Data excerpts |

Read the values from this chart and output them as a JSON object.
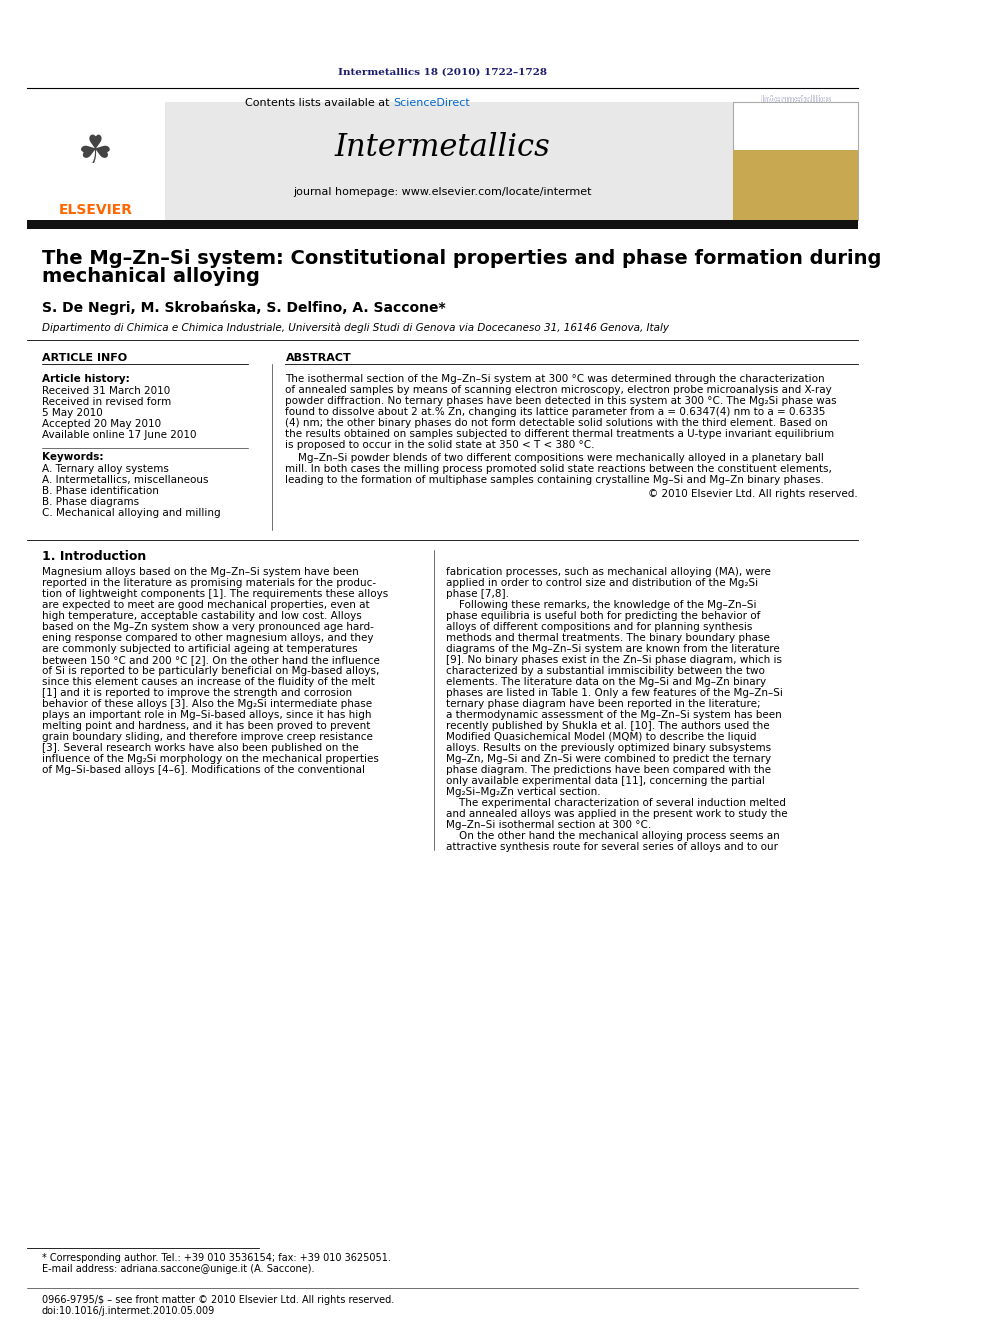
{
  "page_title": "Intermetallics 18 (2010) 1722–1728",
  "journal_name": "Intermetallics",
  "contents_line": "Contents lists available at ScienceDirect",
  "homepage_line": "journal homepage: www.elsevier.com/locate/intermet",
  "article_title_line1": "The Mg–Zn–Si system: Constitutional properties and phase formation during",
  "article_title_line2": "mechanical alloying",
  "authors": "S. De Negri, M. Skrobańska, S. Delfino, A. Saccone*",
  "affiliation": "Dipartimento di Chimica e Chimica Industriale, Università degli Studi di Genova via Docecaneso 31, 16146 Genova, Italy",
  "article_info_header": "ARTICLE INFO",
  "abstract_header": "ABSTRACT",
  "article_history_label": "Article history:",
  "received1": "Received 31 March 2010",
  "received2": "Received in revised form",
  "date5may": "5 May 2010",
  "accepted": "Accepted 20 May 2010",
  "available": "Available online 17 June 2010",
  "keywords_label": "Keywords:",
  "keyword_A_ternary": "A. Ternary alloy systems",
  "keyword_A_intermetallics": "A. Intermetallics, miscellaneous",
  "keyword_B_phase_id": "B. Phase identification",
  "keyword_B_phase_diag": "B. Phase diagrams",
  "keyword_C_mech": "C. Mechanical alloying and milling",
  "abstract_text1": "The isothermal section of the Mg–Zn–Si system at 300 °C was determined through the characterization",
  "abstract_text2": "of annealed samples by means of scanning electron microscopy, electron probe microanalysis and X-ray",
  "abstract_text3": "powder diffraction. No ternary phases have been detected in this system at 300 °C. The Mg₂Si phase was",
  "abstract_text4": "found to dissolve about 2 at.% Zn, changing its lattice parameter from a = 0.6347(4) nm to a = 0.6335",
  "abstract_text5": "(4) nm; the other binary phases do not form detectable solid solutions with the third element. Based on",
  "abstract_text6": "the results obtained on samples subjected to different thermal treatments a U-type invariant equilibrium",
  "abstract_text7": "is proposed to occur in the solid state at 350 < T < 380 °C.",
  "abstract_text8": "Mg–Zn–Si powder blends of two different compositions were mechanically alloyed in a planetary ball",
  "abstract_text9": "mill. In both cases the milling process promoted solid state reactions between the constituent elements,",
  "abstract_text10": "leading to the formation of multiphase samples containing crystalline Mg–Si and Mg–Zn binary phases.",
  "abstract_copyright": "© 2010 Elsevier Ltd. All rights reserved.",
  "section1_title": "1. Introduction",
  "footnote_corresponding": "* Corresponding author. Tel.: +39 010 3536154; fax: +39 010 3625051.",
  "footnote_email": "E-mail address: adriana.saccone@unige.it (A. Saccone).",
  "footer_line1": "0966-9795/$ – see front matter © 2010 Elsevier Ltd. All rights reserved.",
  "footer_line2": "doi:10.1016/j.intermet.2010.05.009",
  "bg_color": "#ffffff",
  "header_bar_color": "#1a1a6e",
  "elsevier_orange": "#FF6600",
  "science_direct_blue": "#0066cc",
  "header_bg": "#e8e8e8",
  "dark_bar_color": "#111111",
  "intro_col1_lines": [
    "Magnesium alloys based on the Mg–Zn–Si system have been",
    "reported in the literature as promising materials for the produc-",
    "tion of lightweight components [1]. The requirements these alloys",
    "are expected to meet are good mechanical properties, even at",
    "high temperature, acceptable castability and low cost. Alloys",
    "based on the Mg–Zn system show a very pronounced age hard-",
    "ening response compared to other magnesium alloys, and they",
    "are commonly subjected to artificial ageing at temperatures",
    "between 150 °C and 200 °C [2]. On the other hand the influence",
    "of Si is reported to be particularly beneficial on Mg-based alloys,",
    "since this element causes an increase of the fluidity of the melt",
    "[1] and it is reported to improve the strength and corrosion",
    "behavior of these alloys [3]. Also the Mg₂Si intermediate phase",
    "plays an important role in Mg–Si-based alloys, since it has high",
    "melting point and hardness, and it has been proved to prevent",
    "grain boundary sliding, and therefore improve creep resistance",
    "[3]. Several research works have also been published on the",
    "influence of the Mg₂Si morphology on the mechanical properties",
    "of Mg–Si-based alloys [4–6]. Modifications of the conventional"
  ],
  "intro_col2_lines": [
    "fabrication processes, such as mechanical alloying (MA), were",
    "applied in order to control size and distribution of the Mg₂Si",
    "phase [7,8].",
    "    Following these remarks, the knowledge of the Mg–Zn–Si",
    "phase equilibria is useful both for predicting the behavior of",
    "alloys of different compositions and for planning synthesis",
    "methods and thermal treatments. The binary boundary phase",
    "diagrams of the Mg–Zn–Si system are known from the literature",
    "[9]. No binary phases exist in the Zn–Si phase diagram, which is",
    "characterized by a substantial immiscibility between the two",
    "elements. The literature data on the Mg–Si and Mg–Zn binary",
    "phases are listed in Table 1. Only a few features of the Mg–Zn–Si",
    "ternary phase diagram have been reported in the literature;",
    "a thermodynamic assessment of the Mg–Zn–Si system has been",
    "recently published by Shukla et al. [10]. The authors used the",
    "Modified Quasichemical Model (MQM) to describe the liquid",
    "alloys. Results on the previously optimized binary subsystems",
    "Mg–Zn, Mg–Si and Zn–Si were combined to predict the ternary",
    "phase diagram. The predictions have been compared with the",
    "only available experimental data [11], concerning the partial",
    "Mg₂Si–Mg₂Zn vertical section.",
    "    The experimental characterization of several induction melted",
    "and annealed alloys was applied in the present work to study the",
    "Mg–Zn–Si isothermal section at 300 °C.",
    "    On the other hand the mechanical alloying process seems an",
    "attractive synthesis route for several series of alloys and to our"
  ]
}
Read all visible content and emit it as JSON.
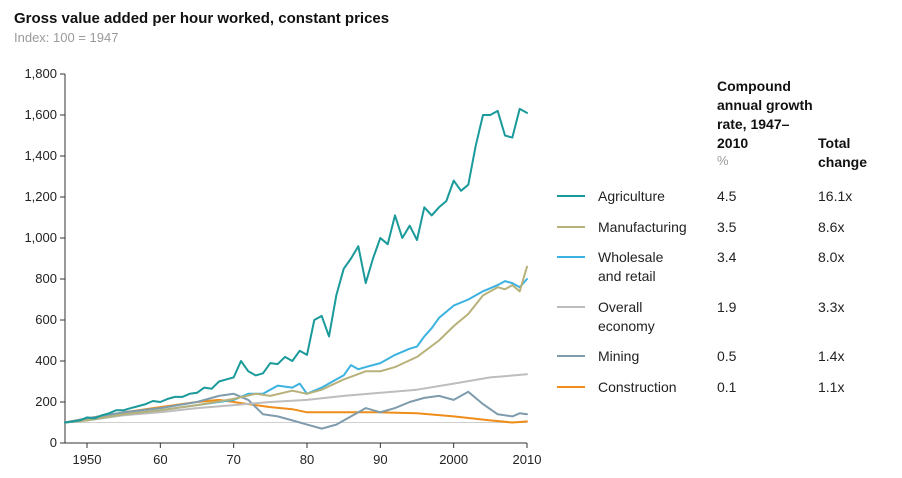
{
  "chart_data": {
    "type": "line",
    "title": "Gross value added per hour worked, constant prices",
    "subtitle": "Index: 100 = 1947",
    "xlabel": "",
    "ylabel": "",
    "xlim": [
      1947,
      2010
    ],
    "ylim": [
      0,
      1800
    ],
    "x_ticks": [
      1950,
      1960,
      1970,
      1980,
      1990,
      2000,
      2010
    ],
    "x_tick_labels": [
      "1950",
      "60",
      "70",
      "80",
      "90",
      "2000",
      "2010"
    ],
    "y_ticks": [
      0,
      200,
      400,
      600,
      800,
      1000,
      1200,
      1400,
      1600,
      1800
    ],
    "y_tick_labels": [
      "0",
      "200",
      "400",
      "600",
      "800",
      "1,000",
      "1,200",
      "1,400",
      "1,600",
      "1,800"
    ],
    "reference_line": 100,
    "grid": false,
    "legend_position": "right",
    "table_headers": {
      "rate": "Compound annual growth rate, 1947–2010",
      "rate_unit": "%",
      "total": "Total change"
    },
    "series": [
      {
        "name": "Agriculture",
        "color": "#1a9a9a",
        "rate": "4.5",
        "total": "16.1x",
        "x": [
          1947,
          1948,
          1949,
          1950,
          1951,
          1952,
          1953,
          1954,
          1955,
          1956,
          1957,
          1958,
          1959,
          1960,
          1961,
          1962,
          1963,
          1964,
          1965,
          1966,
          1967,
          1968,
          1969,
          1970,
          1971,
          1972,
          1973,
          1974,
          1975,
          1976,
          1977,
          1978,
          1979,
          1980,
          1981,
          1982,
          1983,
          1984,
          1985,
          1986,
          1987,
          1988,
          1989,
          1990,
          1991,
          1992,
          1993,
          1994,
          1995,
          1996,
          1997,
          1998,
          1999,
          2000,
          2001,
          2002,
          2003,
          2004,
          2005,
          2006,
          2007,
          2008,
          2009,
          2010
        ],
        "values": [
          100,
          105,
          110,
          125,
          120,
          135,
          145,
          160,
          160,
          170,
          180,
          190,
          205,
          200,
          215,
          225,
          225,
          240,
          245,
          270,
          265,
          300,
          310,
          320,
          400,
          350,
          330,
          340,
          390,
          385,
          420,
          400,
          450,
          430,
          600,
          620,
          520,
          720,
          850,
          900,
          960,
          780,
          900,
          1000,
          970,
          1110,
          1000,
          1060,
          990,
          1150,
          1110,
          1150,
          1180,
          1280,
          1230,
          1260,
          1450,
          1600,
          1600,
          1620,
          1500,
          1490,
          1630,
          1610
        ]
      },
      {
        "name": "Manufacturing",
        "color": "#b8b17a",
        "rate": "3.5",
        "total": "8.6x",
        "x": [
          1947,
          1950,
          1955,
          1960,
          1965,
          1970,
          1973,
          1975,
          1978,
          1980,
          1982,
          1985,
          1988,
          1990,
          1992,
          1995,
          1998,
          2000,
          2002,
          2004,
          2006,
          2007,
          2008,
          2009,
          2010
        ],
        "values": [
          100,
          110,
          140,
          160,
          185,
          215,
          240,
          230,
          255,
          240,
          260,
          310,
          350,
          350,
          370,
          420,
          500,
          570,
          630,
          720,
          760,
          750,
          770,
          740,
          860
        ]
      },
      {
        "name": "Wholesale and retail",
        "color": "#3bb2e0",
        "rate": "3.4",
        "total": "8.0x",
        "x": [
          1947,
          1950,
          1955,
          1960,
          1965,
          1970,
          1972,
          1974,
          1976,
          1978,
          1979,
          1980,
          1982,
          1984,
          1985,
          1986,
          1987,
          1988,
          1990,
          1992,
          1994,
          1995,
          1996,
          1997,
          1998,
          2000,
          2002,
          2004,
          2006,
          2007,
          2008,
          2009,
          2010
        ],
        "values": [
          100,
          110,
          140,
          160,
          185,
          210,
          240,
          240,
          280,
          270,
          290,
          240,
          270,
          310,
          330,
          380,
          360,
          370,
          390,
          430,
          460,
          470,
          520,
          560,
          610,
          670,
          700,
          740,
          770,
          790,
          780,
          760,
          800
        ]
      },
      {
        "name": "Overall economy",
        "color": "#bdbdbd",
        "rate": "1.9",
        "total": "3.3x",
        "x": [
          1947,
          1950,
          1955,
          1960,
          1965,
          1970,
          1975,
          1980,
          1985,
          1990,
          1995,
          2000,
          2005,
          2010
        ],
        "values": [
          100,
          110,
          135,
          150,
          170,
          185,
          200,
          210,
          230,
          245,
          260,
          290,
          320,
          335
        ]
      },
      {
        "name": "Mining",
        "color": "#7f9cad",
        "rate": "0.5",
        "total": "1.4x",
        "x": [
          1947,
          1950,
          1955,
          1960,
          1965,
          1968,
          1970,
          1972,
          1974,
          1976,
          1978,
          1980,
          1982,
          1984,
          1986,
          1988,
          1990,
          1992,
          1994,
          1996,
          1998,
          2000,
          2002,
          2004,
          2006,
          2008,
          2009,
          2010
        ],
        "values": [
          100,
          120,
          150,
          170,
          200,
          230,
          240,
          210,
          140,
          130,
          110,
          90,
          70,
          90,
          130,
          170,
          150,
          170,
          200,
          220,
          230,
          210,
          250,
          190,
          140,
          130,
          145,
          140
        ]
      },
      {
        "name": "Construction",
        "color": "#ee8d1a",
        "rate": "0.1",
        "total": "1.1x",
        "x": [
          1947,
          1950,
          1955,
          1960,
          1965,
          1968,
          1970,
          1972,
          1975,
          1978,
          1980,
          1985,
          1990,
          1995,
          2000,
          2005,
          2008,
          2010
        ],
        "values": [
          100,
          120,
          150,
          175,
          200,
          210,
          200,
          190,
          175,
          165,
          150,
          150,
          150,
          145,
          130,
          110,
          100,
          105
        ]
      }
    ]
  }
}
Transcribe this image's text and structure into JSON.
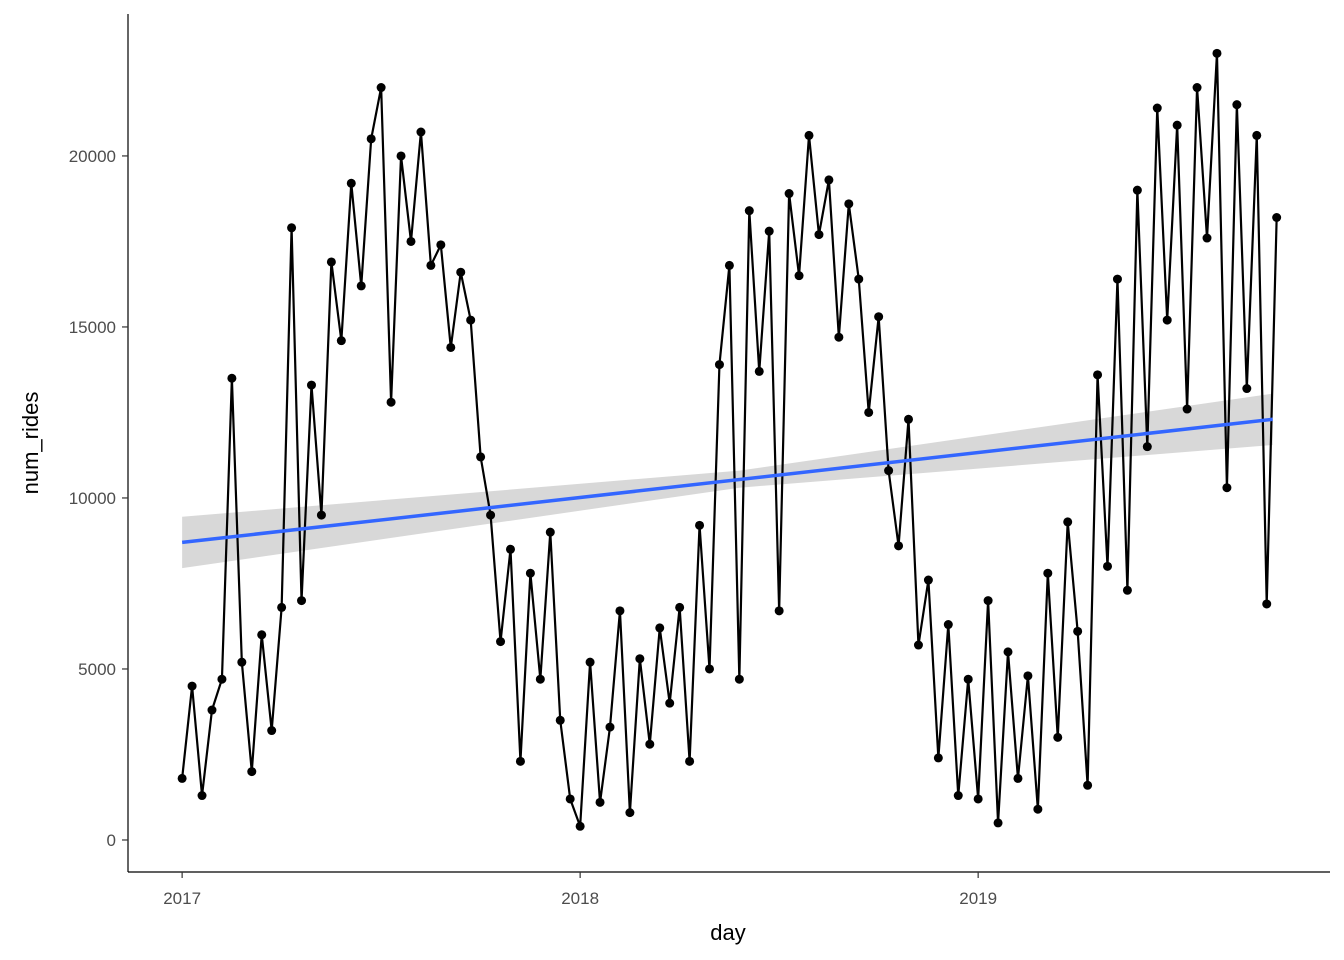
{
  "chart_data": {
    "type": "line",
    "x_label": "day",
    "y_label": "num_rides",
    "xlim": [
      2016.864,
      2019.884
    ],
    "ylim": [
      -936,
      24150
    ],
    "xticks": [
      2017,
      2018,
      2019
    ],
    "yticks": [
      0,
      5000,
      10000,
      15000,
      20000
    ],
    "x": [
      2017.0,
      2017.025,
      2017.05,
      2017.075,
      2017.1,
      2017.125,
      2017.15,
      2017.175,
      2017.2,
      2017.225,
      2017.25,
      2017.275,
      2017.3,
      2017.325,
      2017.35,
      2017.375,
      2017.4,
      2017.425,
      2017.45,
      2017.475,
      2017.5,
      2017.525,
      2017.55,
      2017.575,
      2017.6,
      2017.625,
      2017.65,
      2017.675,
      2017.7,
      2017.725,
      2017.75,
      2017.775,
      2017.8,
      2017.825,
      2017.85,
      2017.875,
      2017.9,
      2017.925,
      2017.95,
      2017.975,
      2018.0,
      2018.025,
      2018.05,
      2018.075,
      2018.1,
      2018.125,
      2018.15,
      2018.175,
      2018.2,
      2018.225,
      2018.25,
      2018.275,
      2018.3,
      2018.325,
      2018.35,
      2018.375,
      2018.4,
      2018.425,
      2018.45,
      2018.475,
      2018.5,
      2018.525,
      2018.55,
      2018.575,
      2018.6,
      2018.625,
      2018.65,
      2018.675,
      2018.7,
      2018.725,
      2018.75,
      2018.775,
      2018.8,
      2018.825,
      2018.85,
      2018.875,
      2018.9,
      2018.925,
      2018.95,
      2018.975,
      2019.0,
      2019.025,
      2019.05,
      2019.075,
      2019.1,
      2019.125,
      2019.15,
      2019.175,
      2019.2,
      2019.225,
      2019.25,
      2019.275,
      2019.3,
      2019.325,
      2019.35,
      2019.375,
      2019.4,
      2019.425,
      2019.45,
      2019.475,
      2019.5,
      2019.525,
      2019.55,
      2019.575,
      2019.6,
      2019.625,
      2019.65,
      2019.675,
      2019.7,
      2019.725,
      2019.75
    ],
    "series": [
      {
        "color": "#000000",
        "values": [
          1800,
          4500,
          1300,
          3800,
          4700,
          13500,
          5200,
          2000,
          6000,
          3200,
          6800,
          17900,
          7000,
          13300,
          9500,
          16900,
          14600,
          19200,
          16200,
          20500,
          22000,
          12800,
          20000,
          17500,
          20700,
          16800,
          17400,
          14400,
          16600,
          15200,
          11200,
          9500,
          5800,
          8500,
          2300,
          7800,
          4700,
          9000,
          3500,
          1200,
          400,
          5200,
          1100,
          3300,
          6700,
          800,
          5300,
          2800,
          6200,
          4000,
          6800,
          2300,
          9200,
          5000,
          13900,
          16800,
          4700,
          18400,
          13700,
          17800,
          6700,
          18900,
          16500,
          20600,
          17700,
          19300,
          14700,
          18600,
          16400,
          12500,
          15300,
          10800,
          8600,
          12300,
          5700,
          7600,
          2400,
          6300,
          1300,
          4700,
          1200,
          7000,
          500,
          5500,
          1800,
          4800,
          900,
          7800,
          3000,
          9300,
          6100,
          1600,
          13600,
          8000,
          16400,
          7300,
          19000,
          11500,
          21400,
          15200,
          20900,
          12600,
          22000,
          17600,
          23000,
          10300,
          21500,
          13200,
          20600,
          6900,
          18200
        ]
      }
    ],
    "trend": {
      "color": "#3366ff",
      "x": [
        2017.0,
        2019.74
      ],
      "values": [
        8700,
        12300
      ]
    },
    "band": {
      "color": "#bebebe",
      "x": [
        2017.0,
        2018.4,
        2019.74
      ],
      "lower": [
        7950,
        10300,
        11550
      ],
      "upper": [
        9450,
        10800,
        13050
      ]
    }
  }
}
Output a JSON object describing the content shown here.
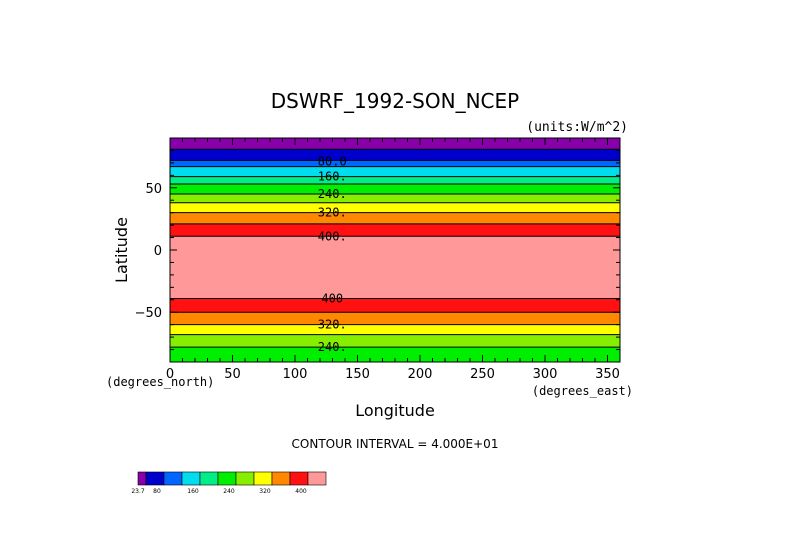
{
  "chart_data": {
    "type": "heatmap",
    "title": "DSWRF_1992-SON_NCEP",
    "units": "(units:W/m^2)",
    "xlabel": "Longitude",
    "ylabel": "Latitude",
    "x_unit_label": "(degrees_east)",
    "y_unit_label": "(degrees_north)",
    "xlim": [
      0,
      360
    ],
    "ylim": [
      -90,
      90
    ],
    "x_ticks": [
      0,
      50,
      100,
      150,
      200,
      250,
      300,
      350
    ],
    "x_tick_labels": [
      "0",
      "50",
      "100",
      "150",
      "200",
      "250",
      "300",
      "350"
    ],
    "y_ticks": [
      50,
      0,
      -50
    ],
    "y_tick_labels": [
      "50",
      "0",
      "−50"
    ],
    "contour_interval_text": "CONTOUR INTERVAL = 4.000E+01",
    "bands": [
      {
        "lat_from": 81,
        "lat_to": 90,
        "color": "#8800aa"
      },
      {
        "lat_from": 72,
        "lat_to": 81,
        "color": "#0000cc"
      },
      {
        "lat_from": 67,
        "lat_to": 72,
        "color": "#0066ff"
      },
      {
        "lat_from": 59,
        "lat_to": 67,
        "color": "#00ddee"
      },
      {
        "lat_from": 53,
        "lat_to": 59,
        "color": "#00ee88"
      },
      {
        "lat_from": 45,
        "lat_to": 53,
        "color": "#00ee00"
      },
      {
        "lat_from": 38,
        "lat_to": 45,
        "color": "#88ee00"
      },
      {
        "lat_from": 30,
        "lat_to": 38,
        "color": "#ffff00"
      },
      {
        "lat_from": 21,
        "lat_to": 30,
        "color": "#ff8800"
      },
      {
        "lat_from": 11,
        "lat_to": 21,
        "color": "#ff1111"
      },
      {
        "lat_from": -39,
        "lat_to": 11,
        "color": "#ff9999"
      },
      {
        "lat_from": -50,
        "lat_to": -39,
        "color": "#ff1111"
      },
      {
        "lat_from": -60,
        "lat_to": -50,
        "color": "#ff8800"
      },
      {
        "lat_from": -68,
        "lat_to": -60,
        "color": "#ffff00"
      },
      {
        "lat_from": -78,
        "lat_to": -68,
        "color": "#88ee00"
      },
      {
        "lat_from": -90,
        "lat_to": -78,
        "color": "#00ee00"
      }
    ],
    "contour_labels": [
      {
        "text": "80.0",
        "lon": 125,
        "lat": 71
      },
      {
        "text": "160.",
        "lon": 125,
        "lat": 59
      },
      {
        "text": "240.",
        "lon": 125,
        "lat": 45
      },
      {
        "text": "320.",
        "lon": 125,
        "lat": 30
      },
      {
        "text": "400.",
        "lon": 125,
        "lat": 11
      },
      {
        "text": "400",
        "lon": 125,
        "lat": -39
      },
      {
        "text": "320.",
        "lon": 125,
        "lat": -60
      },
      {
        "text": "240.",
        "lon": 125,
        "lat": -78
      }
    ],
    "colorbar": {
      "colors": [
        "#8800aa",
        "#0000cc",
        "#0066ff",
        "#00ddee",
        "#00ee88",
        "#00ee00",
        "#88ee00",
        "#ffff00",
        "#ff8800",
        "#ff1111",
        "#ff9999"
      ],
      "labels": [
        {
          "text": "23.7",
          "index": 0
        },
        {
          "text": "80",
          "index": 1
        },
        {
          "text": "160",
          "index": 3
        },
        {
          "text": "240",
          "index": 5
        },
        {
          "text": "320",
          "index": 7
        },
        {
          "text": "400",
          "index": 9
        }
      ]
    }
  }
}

Written problem | Above are the records. Copy every line in them holding "JSON".

Task result |
Read the values from this chart and output them as a JSON object.
Read all visible content and emit it as JSON.
Transcribe this image's text and structure into JSON.
Output a JSON object describing the content shown here.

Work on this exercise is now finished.